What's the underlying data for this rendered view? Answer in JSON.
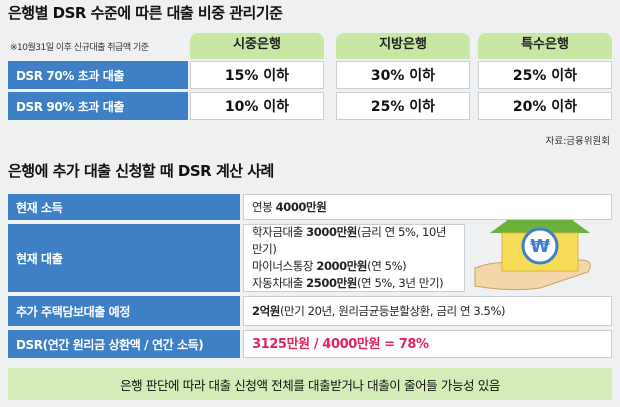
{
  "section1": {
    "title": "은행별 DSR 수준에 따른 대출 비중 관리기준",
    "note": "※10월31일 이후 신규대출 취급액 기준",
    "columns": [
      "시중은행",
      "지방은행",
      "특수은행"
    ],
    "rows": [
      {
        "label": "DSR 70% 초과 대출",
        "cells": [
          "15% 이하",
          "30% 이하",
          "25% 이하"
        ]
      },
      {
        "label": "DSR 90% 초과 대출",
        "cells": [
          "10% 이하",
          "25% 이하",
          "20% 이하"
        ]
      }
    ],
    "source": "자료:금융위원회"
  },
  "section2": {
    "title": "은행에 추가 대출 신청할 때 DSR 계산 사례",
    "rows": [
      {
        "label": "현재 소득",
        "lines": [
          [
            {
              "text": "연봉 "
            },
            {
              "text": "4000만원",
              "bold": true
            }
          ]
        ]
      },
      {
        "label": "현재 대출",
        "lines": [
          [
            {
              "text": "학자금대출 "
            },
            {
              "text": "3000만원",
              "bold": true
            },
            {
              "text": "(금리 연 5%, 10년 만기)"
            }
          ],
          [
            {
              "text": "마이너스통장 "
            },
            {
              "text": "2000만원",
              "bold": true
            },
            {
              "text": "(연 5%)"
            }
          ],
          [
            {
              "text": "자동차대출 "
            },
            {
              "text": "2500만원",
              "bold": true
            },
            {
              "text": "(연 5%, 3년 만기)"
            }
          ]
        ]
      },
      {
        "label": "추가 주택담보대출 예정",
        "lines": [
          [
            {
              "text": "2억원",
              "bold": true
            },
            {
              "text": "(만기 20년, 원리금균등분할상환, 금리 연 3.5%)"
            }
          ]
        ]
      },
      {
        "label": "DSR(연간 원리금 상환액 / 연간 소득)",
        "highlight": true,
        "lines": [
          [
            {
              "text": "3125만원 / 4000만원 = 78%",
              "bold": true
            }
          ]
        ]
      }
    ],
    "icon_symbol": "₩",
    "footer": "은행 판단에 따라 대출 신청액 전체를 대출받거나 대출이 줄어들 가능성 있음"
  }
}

*Task to complete*. Filter the entries and copy out every line with the word "title".

*Result*.
    "title": "은행별 DSR 수준에 따른 대출 비중 관리기준",
    "title": "은행에 추가 대출 신청할 때 DSR 계산 사례",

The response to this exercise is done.